Extracted data entries
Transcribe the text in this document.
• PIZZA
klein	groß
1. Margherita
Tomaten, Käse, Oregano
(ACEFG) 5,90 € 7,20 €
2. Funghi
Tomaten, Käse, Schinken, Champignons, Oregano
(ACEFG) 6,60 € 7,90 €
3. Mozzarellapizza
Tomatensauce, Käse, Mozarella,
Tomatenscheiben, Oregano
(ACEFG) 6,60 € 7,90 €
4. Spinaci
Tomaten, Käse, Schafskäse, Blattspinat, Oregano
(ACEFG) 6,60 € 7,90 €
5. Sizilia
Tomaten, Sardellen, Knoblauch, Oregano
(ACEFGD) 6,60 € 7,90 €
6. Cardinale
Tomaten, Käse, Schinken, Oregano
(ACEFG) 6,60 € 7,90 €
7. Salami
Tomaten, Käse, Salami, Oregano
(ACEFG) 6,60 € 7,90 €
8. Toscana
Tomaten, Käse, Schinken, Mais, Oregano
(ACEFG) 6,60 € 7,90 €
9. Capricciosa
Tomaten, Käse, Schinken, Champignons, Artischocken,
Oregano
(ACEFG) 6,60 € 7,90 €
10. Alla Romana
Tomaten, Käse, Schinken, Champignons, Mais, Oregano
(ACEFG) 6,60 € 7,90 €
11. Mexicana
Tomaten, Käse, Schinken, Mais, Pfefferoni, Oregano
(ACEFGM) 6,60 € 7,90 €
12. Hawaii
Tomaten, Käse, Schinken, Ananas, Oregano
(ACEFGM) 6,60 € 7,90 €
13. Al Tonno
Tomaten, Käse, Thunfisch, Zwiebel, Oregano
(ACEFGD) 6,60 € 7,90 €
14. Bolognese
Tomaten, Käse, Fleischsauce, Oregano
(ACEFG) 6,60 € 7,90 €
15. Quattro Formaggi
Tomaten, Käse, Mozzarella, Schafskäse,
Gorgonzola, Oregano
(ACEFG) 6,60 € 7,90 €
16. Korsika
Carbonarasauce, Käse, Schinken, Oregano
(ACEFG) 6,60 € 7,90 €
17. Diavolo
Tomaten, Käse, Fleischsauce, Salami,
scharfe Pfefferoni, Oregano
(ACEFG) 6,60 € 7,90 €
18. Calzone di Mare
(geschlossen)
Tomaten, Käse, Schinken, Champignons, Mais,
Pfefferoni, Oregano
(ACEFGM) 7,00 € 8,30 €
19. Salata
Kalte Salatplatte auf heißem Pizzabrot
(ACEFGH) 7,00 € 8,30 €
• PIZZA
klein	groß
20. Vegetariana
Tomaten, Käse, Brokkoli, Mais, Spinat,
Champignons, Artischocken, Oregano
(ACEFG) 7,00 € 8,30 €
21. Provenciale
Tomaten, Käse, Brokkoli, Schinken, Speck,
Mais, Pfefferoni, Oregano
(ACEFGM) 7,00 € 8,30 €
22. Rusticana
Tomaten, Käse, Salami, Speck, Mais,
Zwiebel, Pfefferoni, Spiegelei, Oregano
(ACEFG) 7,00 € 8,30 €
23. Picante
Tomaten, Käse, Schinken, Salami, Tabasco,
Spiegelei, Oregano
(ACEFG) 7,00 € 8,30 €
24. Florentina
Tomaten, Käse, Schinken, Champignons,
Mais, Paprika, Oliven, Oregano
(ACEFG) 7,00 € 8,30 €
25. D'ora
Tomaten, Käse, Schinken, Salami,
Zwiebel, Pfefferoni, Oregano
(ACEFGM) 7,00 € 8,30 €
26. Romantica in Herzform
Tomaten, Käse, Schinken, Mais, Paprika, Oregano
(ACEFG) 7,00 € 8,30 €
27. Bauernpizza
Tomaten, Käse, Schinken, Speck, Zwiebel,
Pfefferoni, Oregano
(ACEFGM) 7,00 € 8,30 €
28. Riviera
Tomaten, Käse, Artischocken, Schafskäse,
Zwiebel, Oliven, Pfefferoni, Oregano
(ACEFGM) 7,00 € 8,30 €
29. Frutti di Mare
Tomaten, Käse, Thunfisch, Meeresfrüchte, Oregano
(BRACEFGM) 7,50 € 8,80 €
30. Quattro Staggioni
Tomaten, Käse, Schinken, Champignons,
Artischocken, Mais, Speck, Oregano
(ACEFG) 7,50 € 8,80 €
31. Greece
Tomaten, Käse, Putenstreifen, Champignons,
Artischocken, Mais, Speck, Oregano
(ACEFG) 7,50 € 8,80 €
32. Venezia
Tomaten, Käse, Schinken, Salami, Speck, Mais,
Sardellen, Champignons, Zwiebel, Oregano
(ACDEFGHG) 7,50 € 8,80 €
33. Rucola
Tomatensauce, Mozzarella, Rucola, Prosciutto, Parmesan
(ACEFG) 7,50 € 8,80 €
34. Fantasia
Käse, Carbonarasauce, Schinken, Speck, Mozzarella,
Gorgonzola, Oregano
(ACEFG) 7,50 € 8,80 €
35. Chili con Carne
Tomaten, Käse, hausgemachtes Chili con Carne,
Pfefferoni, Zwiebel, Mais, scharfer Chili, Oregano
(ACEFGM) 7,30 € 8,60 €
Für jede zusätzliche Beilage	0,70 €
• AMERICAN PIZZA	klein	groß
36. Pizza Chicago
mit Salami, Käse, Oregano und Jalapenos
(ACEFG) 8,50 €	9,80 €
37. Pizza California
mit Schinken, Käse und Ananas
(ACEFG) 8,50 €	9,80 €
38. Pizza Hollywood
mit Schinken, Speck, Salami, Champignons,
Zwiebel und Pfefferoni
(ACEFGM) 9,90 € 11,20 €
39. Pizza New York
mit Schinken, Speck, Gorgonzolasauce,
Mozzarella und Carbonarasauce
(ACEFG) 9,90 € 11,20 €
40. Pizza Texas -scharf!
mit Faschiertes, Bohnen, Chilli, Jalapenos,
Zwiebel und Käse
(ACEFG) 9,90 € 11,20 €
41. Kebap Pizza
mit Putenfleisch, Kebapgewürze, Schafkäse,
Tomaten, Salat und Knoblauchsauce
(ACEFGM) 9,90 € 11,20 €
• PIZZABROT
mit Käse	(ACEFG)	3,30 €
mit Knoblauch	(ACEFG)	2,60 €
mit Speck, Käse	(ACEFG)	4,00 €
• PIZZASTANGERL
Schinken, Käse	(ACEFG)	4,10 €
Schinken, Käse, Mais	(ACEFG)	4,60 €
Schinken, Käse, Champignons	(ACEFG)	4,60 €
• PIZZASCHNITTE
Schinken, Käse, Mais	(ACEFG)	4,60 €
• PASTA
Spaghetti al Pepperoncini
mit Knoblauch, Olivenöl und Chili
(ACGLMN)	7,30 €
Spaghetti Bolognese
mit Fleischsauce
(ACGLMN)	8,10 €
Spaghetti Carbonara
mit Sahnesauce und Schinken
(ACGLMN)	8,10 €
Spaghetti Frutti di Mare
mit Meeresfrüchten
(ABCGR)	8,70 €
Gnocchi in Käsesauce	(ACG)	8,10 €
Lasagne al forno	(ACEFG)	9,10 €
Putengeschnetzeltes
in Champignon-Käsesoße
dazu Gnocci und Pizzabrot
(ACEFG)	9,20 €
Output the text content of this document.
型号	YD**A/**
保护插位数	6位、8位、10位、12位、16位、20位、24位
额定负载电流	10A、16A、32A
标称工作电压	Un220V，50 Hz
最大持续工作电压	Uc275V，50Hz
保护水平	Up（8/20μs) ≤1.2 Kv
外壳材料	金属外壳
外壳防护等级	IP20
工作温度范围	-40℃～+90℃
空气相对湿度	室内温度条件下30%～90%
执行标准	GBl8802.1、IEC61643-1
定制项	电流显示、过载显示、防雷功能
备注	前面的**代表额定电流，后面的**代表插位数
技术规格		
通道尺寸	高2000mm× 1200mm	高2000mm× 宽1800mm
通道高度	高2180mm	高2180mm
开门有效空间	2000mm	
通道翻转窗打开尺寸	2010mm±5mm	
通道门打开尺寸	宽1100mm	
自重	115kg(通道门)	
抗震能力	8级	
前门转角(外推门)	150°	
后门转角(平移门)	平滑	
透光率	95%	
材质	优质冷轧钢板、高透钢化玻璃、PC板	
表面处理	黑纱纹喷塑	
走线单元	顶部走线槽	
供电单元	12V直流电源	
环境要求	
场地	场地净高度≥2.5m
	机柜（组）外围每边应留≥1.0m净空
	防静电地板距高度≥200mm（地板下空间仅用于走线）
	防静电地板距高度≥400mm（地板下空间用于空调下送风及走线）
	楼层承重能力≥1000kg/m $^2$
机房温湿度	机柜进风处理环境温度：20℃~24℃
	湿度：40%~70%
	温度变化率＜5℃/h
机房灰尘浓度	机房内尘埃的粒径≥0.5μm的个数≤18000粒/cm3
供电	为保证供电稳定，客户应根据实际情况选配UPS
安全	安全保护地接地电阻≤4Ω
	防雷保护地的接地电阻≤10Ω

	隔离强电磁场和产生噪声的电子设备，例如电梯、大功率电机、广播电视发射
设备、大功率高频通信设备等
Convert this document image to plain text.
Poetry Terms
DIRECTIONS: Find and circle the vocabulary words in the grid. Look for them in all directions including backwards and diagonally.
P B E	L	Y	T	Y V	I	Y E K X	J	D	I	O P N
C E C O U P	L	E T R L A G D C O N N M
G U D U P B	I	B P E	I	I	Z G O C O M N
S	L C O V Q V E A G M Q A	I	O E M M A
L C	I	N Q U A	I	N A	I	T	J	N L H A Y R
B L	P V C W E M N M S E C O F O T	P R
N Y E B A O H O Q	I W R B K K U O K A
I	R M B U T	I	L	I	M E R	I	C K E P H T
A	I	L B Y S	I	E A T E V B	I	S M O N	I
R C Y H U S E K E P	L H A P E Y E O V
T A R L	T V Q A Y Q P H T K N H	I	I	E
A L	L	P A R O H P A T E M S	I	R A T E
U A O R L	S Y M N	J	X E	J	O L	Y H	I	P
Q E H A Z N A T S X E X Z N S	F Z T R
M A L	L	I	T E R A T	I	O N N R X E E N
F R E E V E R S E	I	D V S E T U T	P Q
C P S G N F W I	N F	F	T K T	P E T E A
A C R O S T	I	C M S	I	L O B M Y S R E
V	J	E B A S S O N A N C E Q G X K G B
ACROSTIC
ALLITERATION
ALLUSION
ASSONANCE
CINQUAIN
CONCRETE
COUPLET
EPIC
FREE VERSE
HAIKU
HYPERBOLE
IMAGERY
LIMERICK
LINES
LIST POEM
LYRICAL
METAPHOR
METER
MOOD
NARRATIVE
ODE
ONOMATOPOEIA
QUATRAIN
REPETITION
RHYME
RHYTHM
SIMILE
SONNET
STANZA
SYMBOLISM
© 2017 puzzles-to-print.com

- [What the task requires]:
Quote, without any change, each line from the one that contains "Convert this document image to plain text." through the end of the material.

- [Complete answer]:
Convert this document image to plain text.
Poetry Terms
DIRECTIONS: Find and circle the vocabulary words in the grid. Look for them in all directions including backwards and diagonally.
P B E	L	Y	T	Y V	I	Y E K X	J	D	I	O P N
C E C O U P	L	E T R L A G D C O N N M
G U D U P B	I	B P E	I	I	Z G O C O M N
S	L C O V Q V E A G M Q A	I	O E M M A
L C	I	N Q U A	I	N A	I	T	J	N L H A Y R
B L	P V C W E M N M S E C O F O T	P R
N Y E B A O H O Q	I W R B K K U O K A
I	R M B U T	I	L	I	M E R	I	C K E P H T
A	I	L B Y S	I	E A T E V B	I	S M O N	I
R C Y H U S E K E P	L H A P E Y E O V
T A R L	T V Q A Y Q P H T K N H	I	I	E
A L	L	P A R O H P A T E M S	I	R A T E
U A O R L	S Y M N	J	X E	J	O L	Y H	I	P
Q E H A Z N A T S X E X Z N S	F Z T R
M A L	L	I	T E R A T	I	O N N R X E E N
F R E E V E R S E	I	D V S E T U T	P Q
C P S G N F W I	N F	F	T K T	P E T E A
A C R O S T	I	C M S	I	L O B M Y S R E
V	J	E B A S S O N A N C E Q G X K G B
ACROSTIC
ALLITERATION
ALLUSION
ASSONANCE
CINQUAIN
CONCRETE
COUPLET
EPIC
FREE VERSE
HAIKU
HYPERBOLE
IMAGERY
LIMERICK
LINES
LIST POEM
LYRICAL
METAPHOR
METER
MOOD
NARRATIVE
ODE
ONOMATOPOEIA
QUATRAIN
REPETITION
RHYME
RHYTHM
SIMILE
SONNET
STANZA
SYMBOLISM
© 2017 puzzles-to-print.com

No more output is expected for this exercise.